- What needs to be done
Exclude the pictures; give every entry again exactly as written.

+ + +

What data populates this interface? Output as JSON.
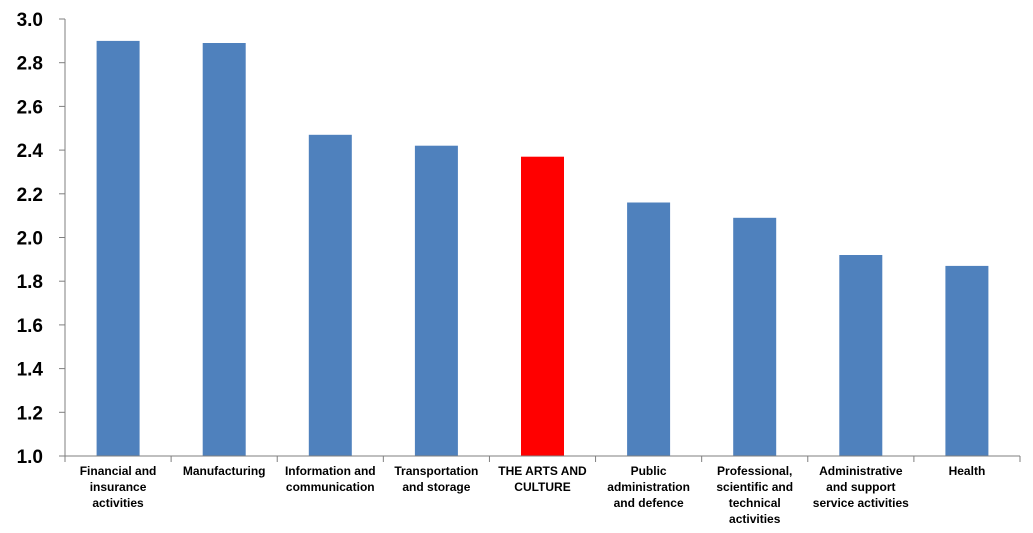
{
  "chart_data": {
    "type": "bar",
    "title": "",
    "xlabel": "",
    "ylabel": "",
    "ylim": [
      1.0,
      3.0
    ],
    "yticks": [
      "1.0",
      "1.2",
      "1.4",
      "1.6",
      "1.8",
      "2.0",
      "2.2",
      "2.4",
      "2.6",
      "2.8",
      "3.0"
    ],
    "grid": false,
    "legend": "none",
    "colors": {
      "default": "#4f81bd",
      "highlight": "#ff0000"
    },
    "categories": [
      [
        "Financial and",
        "insurance",
        "activities"
      ],
      [
        "Manufacturing"
      ],
      [
        "Information and",
        "communication"
      ],
      [
        "Transportation",
        "and storage"
      ],
      [
        "THE ARTS AND",
        "CULTURE"
      ],
      [
        "Public",
        "administration",
        "and defence"
      ],
      [
        "Professional,",
        "scientific and",
        "technical",
        "activities"
      ],
      [
        "Administrative",
        "and support",
        "service activities"
      ],
      [
        "Health"
      ]
    ],
    "values": [
      2.9,
      2.89,
      2.47,
      2.42,
      2.37,
      2.16,
      2.09,
      1.92,
      1.87
    ],
    "highlight_index": 4
  }
}
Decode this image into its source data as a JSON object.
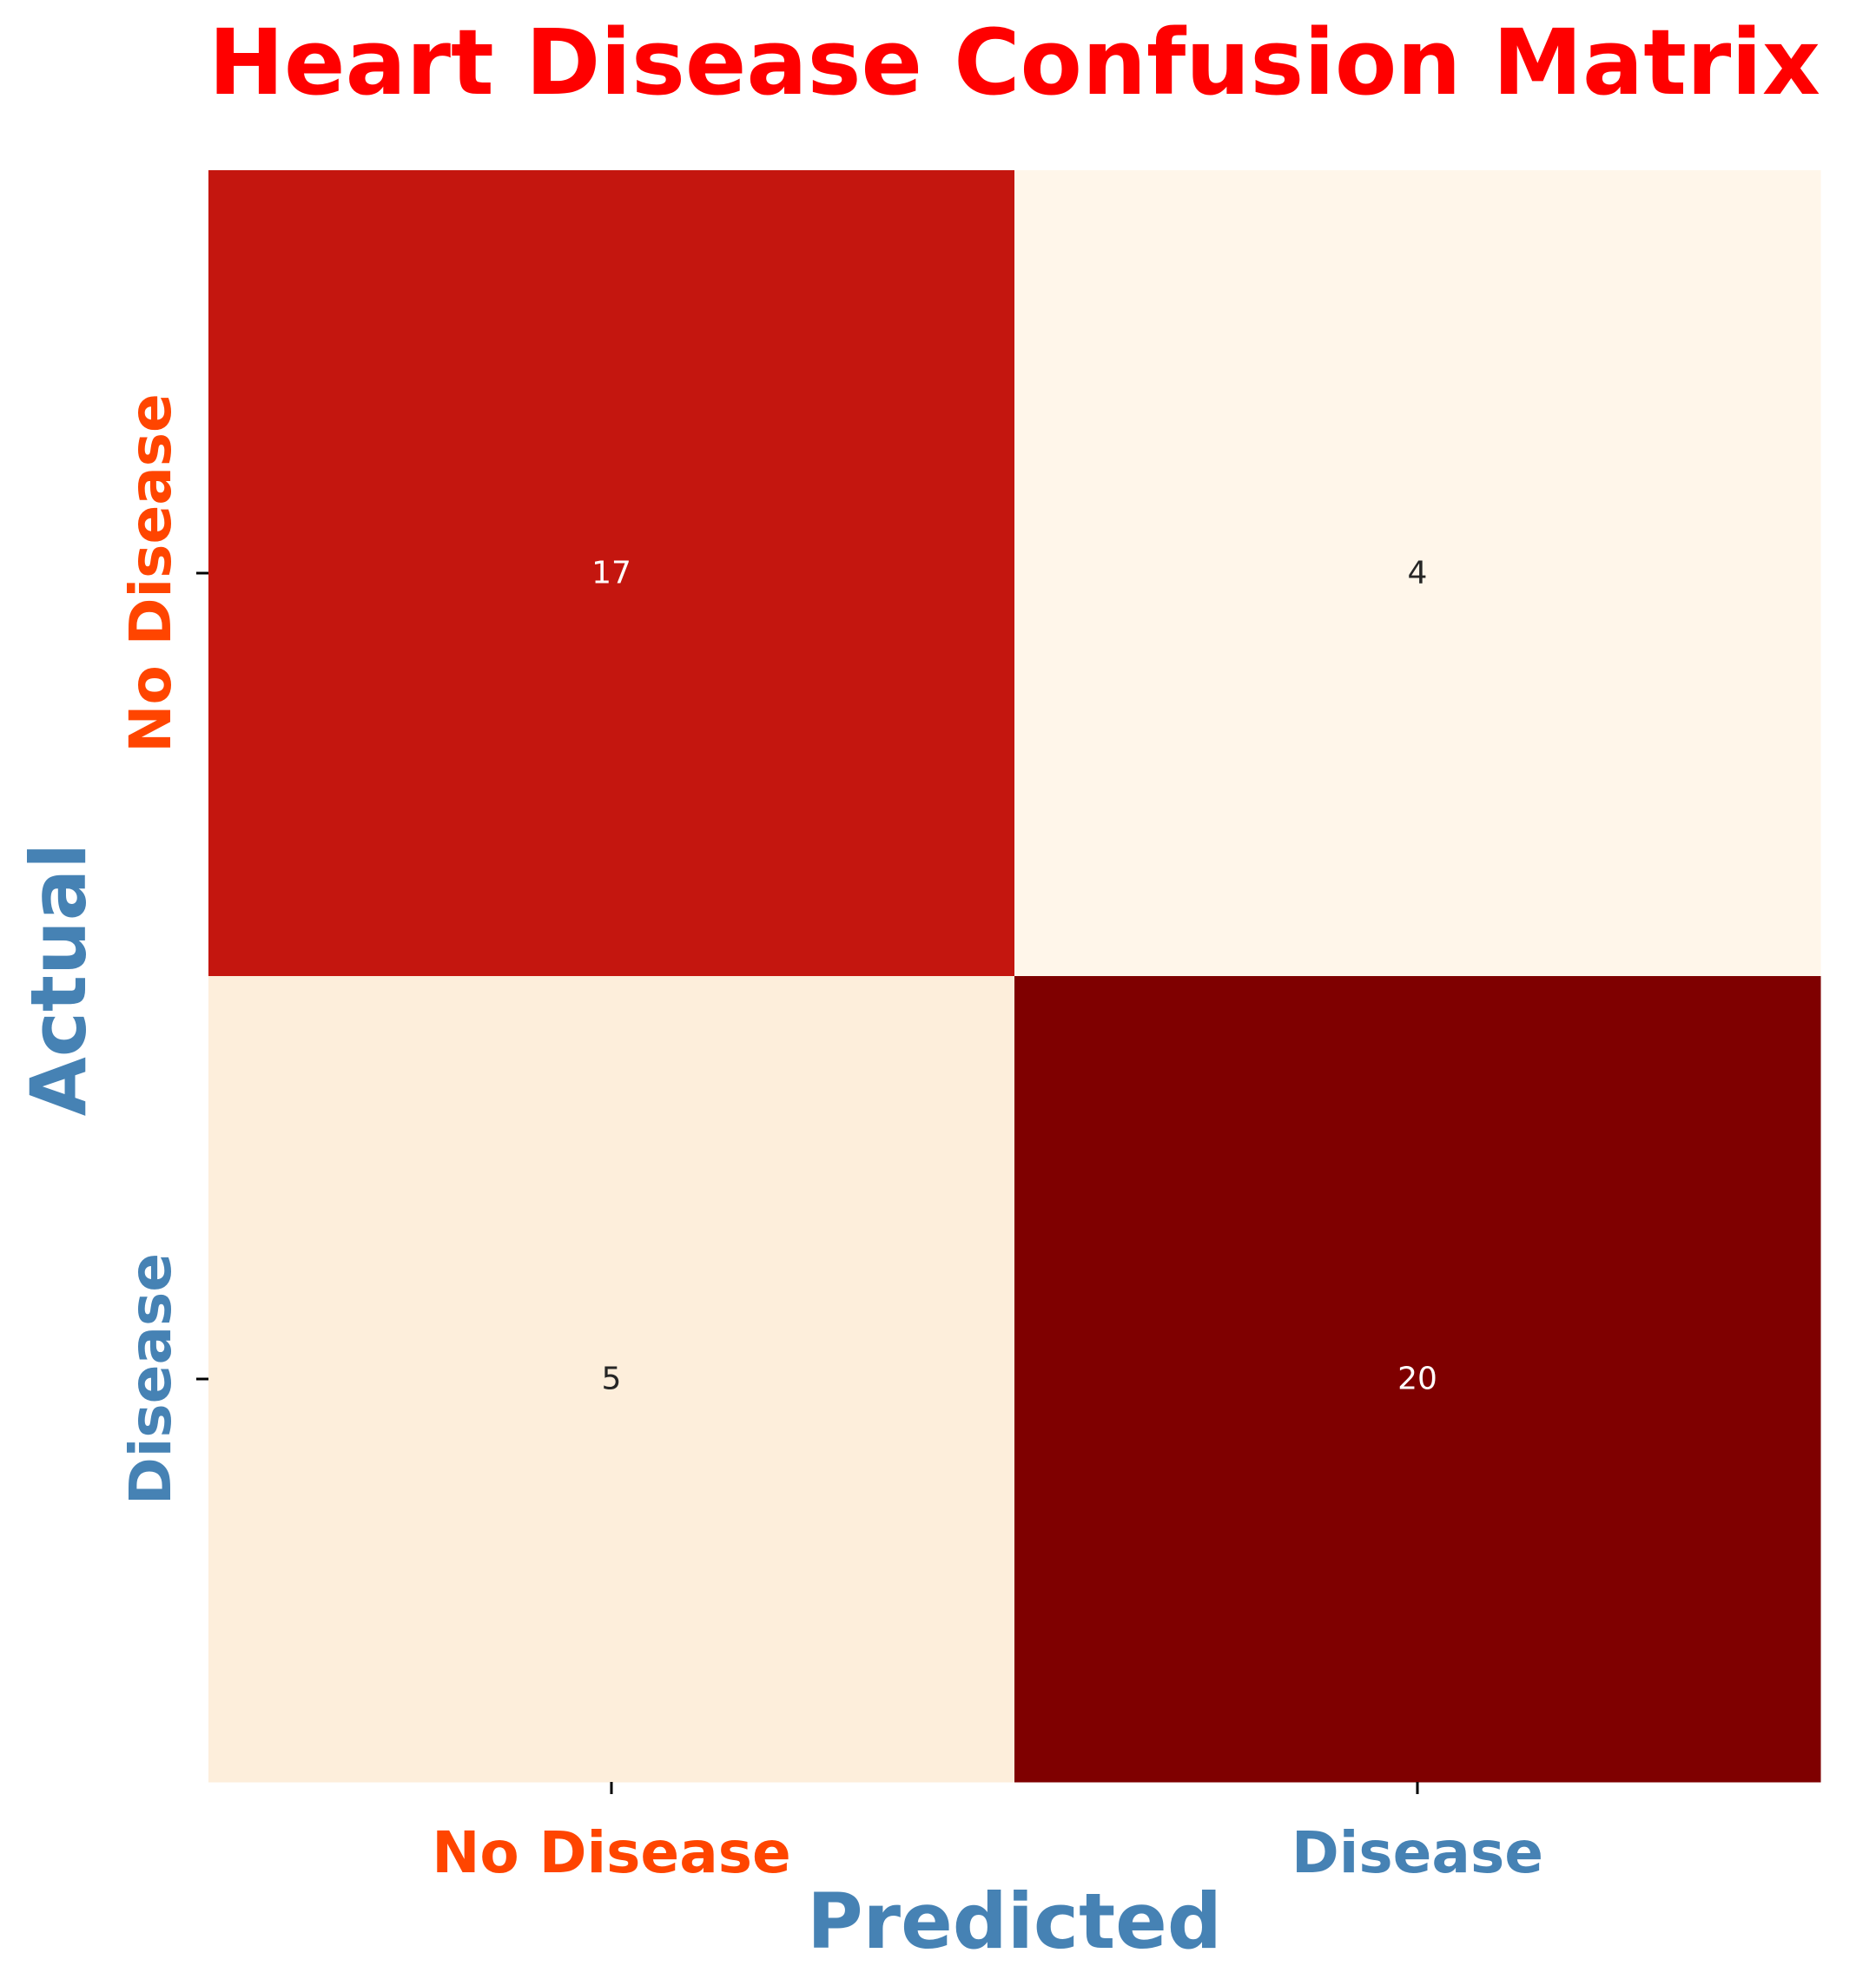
{
  "chart_data": {
    "type": "heatmap",
    "title": "Heart Disease Confusion Matrix",
    "xlabel": "Predicted",
    "ylabel": "Actual",
    "x_categories": [
      "No Disease",
      "Disease"
    ],
    "y_categories": [
      "No Disease",
      "Disease"
    ],
    "values": [
      [
        17,
        4
      ],
      [
        5,
        20
      ]
    ],
    "colormap": "OrRd",
    "colorbar": false,
    "colors": {
      "title": "#ff0000",
      "axis_label": "#4682b4",
      "tick_no_disease": "#ff4500",
      "tick_disease": "#4682b4",
      "cell_17": "#c4160f",
      "cell_4": "#fff6ea",
      "cell_5": "#fdeedb",
      "cell_20": "#7f0000",
      "annot_dark": "#ffffff",
      "annot_light": "#262626"
    }
  }
}
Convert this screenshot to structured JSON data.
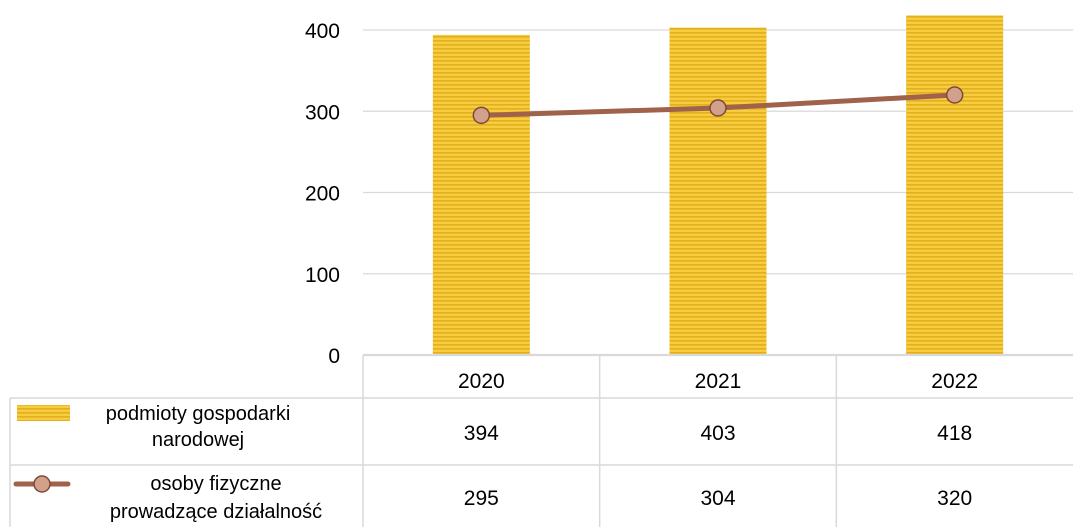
{
  "chart_data": {
    "type": "bar",
    "categories": [
      "2020",
      "2021",
      "2022"
    ],
    "series": [
      {
        "name": "podmioty gospodarki narodowej",
        "legend_lines": [
          "podmioty gospodarki",
          "narodowej"
        ],
        "kind": "bar",
        "color": "#F2C12E",
        "values": [
          394,
          403,
          418
        ],
        "value_labels": [
          "394",
          "403",
          "418"
        ]
      },
      {
        "name": "osoby fizyczne prowadzące działalność",
        "legend_lines": [
          "osoby fizyczne",
          "prowadzące działalność"
        ],
        "kind": "line",
        "color": "#A0624A",
        "marker_color": "#D3A08C",
        "values": [
          295,
          304,
          320
        ],
        "value_labels": [
          "295",
          "304",
          "320"
        ]
      }
    ],
    "ylim": [
      0,
      400
    ],
    "yticks": [
      "0",
      "100",
      "200",
      "300",
      "400"
    ],
    "grid": true,
    "legend": "data-table"
  }
}
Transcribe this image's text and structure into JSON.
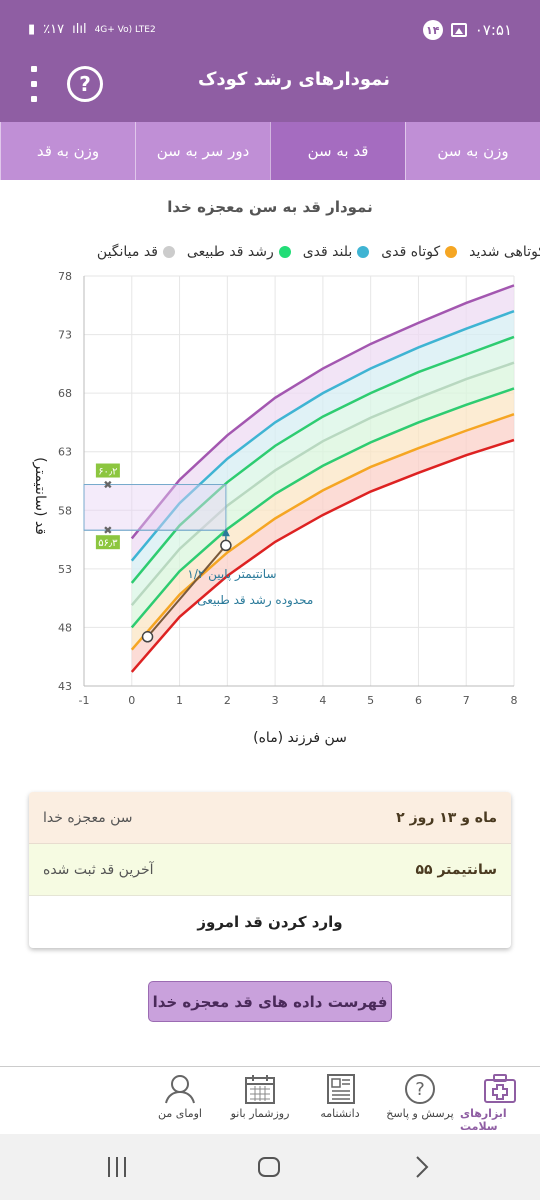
{
  "status_bar": {
    "time": "۰۷:۵۱",
    "notification_count": "۱۴",
    "battery": "٪۱۷",
    "network": "4G+ Vo) LTE2"
  },
  "header": {
    "title": "نمودارهای رشد کودک",
    "help_symbol": "?"
  },
  "tabs": [
    {
      "label": "وزن به سن",
      "active": false
    },
    {
      "label": "قد به سن",
      "active": true
    },
    {
      "label": "دور سر به سن",
      "active": false
    },
    {
      "label": "وزن به قد",
      "active": false
    }
  ],
  "chart_title": "نمودار قد به سن معجزه خدا",
  "legend": [
    {
      "label": "کوتاهی شدید",
      "color": "#a357b0"
    },
    {
      "label": "کوتاه قدی",
      "color": "#f5a623"
    },
    {
      "label": "بلند قدی",
      "color": "#3fb4d3"
    },
    {
      "label": "رشد قد طبیعی",
      "color": "#22dd77"
    },
    {
      "label": "قد میانگین",
      "color": "#cccccc"
    }
  ],
  "chart_data": {
    "type": "line",
    "xlabel": "سن فرزند (ماه)",
    "ylabel": "قد (سانتیمتر)",
    "xlim": [
      -1,
      8
    ],
    "ylim": [
      43,
      78
    ],
    "x_ticks": [
      -1,
      0,
      1,
      2,
      3,
      4,
      5,
      6,
      7,
      8
    ],
    "y_ticks": [
      43,
      48,
      53,
      58,
      63,
      68,
      73,
      78
    ],
    "x": [
      0,
      1,
      2,
      3,
      4,
      5,
      6,
      7,
      8
    ],
    "series": [
      {
        "color": "#dd2222",
        "values": [
          44.2,
          48.9,
          52.4,
          55.3,
          57.6,
          59.6,
          61.2,
          62.7,
          64.0
        ]
      },
      {
        "color": "#f5a623",
        "values": [
          46.1,
          50.8,
          54.4,
          57.3,
          59.7,
          61.7,
          63.3,
          64.8,
          66.2
        ]
      },
      {
        "color": "#2ecc71",
        "values": [
          48.0,
          52.8,
          56.4,
          59.4,
          61.8,
          63.8,
          65.5,
          67.0,
          68.4
        ]
      },
      {
        "color": "#b8d8c0",
        "values": [
          49.9,
          54.7,
          58.4,
          61.4,
          63.9,
          65.9,
          67.6,
          69.2,
          70.6
        ]
      },
      {
        "color": "#2ecc71",
        "values": [
          51.8,
          56.7,
          60.4,
          63.5,
          66.0,
          68.0,
          69.8,
          71.3,
          72.8
        ]
      },
      {
        "color": "#3fb4d3",
        "values": [
          53.7,
          58.6,
          62.4,
          65.5,
          68.0,
          70.1,
          71.9,
          73.5,
          75.0
        ]
      },
      {
        "color": "#a357b0",
        "values": [
          55.6,
          60.6,
          64.4,
          67.6,
          70.1,
          72.2,
          74.0,
          75.7,
          77.2
        ]
      }
    ],
    "child_points": [
      {
        "x": 0.33,
        "y": 47.2
      },
      {
        "x": 1.97,
        "y": 55.0
      }
    ],
    "target_point": {
      "x": 1.97,
      "y": 56.3
    },
    "range_low": "۵۶٫۳",
    "range_high": "۶۰٫۲",
    "range_values": [
      56.3,
      60.2
    ],
    "annotation_line1": "۱/۲ سانتیمتر پایین",
    "annotation_line2": "محدوده رشد قد طبیعی"
  },
  "info": {
    "age_label": "سن معجزه خدا",
    "age_value": "۲ ماه و ۱۳ روز",
    "height_label": "آخرین قد ثبت شده",
    "height_value": "۵۵ سانتیمتر",
    "enter_height": "وارد کردن قد امروز"
  },
  "list_button": "فهرست داده های قد معجزه خدا",
  "bottom_nav": [
    {
      "label": "ابزارهای سلامت",
      "icon": "medical-kit-icon",
      "active": true
    },
    {
      "label": "پرسش و پاسخ",
      "icon": "question-icon",
      "active": false
    },
    {
      "label": "دانشنامه",
      "icon": "newspaper-icon",
      "active": false
    },
    {
      "label": "روزشمار بانو",
      "icon": "calendar-icon",
      "active": false
    },
    {
      "label": "اومای من",
      "icon": "user-icon",
      "active": false
    }
  ]
}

+ + +

- The reply
What data populates this interface? Output as JSON.
{
  "chart_data": {
    "type": "bar",
    "title": "",
    "xlabel": "",
    "ylabel": "",
    "ylim": [
      1.0,
      3.0
    ],
    "yticks": [
      "1.0",
      "1.2",
      "1.4",
      "1.6",
      "1.8",
      "2.0",
      "2.2",
      "2.4",
      "2.6",
      "2.8",
      "3.0"
    ],
    "grid": false,
    "legend": "none",
    "colors": {
      "default": "#4f81bd",
      "highlight": "#ff0000"
    },
    "categories": [
      [
        "Financial and",
        "insurance",
        "activities"
      ],
      [
        "Manufacturing"
      ],
      [
        "Information and",
        "communication"
      ],
      [
        "Transportation",
        "and storage"
      ],
      [
        "THE ARTS AND",
        "CULTURE"
      ],
      [
        "Public",
        "administration",
        "and defence"
      ],
      [
        "Professional,",
        "scientific and",
        "technical",
        "activities"
      ],
      [
        "Administrative",
        "and support",
        "service activities"
      ],
      [
        "Health"
      ]
    ],
    "values": [
      2.9,
      2.89,
      2.47,
      2.42,
      2.37,
      2.16,
      2.09,
      1.92,
      1.87
    ],
    "highlight_index": 4
  }
}
Decode this image into its source data as a JSON object.
{
  "chart_data": {
    "type": "heatmap",
    "title": "Heart Disease Confusion Matrix",
    "xlabel": "Predicted",
    "ylabel": "Actual",
    "x_categories": [
      "No Disease",
      "Disease"
    ],
    "y_categories": [
      "No Disease",
      "Disease"
    ],
    "values": [
      [
        17,
        4
      ],
      [
        5,
        20
      ]
    ],
    "colormap": "OrRd",
    "colorbar": false,
    "colors": {
      "title": "#ff0000",
      "axis_label": "#4682b4",
      "tick_no_disease": "#ff4500",
      "tick_disease": "#4682b4",
      "cell_17": "#c4160f",
      "cell_4": "#fff6ea",
      "cell_5": "#fdeedb",
      "cell_20": "#7f0000",
      "annot_dark": "#ffffff",
      "annot_light": "#262626"
    }
  }
}
Convert this screenshot to structured JSON data.
{
  "chart_data": {
    "type": "bar",
    "categories": [
      "2020",
      "2021",
      "2022"
    ],
    "series": [
      {
        "name": "podmioty gospodarki narodowej",
        "legend_lines": [
          "podmioty gospodarki",
          "narodowej"
        ],
        "kind": "bar",
        "color": "#F2C12E",
        "values": [
          394,
          403,
          418
        ],
        "value_labels": [
          "394",
          "403",
          "418"
        ]
      },
      {
        "name": "osoby fizyczne prowadzące działalność",
        "legend_lines": [
          "osoby fizyczne",
          "prowadzące działalność"
        ],
        "kind": "line",
        "color": "#A0624A",
        "marker_color": "#D3A08C",
        "values": [
          295,
          304,
          320
        ],
        "value_labels": [
          "295",
          "304",
          "320"
        ]
      }
    ],
    "ylim": [
      0,
      400
    ],
    "yticks": [
      "0",
      "100",
      "200",
      "300",
      "400"
    ],
    "grid": true,
    "legend": "data-table"
  }
}
Transcribe this image's text and structure into JSON.
{
  "status_bar": {
    "time": "۰۷:۵۱",
    "notification_count": "۱۴",
    "battery": "٪۱۷",
    "network": "4G+ Vo) LTE2"
  },
  "header": {
    "title": "نمودارهای رشد کودک",
    "help_symbol": "?"
  },
  "tabs": [
    {
      "label": "وزن به سن",
      "active": false
    },
    {
      "label": "قد به سن",
      "active": true
    },
    {
      "label": "دور سر به سن",
      "active": false
    },
    {
      "label": "وزن به قد",
      "active": false
    }
  ],
  "chart_title": "نمودار قد به سن معجزه خدا",
  "legend": [
    {
      "label": "کوتاهی شدید",
      "color": "#a357b0"
    },
    {
      "label": "کوتاه قدی",
      "color": "#f5a623"
    },
    {
      "label": "بلند قدی",
      "color": "#3fb4d3"
    },
    {
      "label": "رشد قد طبیعی",
      "color": "#22dd77"
    },
    {
      "label": "قد میانگین",
      "color": "#cccccc"
    }
  ],
  "chart_data": {
    "type": "line",
    "xlabel": "سن فرزند (ماه)",
    "ylabel": "قد (سانتیمتر)",
    "xlim": [
      -1,
      8
    ],
    "ylim": [
      43,
      78
    ],
    "x_ticks": [
      -1,
      0,
      1,
      2,
      3,
      4,
      5,
      6,
      7,
      8
    ],
    "y_ticks": [
      43,
      48,
      53,
      58,
      63,
      68,
      73,
      78
    ],
    "x": [
      0,
      1,
      2,
      3,
      4,
      5,
      6,
      7,
      8
    ],
    "series": [
      {
        "color": "#dd2222",
        "values": [
          44.2,
          48.9,
          52.4,
          55.3,
          57.6,
          59.6,
          61.2,
          62.7,
          64.0
        ]
      },
      {
        "color": "#f5a623",
        "values": [
          46.1,
          50.8,
          54.4,
          57.3,
          59.7,
          61.7,
          63.3,
          64.8,
          66.2
        ]
      },
      {
        "color": "#2ecc71",
        "values": [
          48.0,
          52.8,
          56.4,
          59.4,
          61.8,
          63.8,
          65.5,
          67.0,
          68.4
        ]
      },
      {
        "color": "#b8d8c0",
        "values": [
          49.9,
          54.7,
          58.4,
          61.4,
          63.9,
          65.9,
          67.6,
          69.2,
          70.6
        ]
      },
      {
        "color": "#2ecc71",
        "values": [
          51.8,
          56.7,
          60.4,
          63.5,
          66.0,
          68.0,
          69.8,
          71.3,
          72.8
        ]
      },
      {
        "color": "#3fb4d3",
        "values": [
          53.7,
          58.6,
          62.4,
          65.5,
          68.0,
          70.1,
          71.9,
          73.5,
          75.0
        ]
      },
      {
        "color": "#a357b0",
        "values": [
          55.6,
          60.6,
          64.4,
          67.6,
          70.1,
          72.2,
          74.0,
          75.7,
          77.2
        ]
      }
    ],
    "child_points": [
      {
        "x": 0.33,
        "y": 47.2
      },
      {
        "x": 1.97,
        "y": 55.0
      }
    ],
    "target_point": {
      "x": 1.97,
      "y": 56.3
    },
    "range_low": "۵۶٫۳",
    "range_high": "۶۰٫۲",
    "range_values": [
      56.3,
      60.2
    ],
    "annotation_line1": "۱/۲ سانتیمتر پایین",
    "annotation_line2": "محدوده رشد قد طبیعی"
  },
  "info": {
    "age_label": "سن معجزه خدا",
    "age_value": "۲ ماه و ۱۳ روز",
    "height_label": "آخرین قد ثبت شده",
    "height_value": "۵۵ سانتیمتر",
    "enter_height": "وارد کردن قد امروز"
  },
  "list_button": "فهرست داده های قد معجزه خدا",
  "bottom_nav": [
    {
      "label": "ابزارهای سلامت",
      "icon": "medical-kit-icon",
      "active": true
    },
    {
      "label": "پرسش و پاسخ",
      "icon": "question-icon",
      "active": false
    },
    {
      "label": "دانشنامه",
      "icon": "newspaper-icon",
      "active": false
    },
    {
      "label": "روزشمار بانو",
      "icon": "calendar-icon",
      "active": false
    },
    {
      "label": "اومای من",
      "icon": "user-icon",
      "active": false
    }
  ]
}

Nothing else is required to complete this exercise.